OBJECTIVE — Output every record below exactly as it appears.

THE DATA —

——

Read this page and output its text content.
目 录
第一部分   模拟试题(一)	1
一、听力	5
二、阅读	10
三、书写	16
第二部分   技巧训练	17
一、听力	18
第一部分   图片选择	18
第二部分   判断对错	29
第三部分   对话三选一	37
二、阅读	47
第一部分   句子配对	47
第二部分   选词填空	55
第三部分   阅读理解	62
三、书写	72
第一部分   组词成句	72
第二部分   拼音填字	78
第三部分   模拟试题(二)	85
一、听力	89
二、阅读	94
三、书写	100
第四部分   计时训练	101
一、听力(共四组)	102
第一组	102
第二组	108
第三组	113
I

——

FINISHED TASK —
Read this page and output its text content.
目 录
第一部分   模拟试题(一)	1
一、听力	5
二、阅读	10
三、书写	16
第二部分   技巧训练	17
一、听力	18
第一部分   图片选择	18
第二部分   判断对错	29
第三部分   对话三选一	37
二、阅读	47
第一部分   句子配对	47
第二部分   选词填空	55
第三部分   阅读理解	62
三、书写	72
第一部分   组词成句	72
第二部分   拼音填字	78
第三部分   模拟试题(二)	85
一、听力	89
二、阅读	94
三、书写	100
第四部分   计时训练	101
一、听力(共四组)	102
第一组	102
第二组	108
第三组	113
I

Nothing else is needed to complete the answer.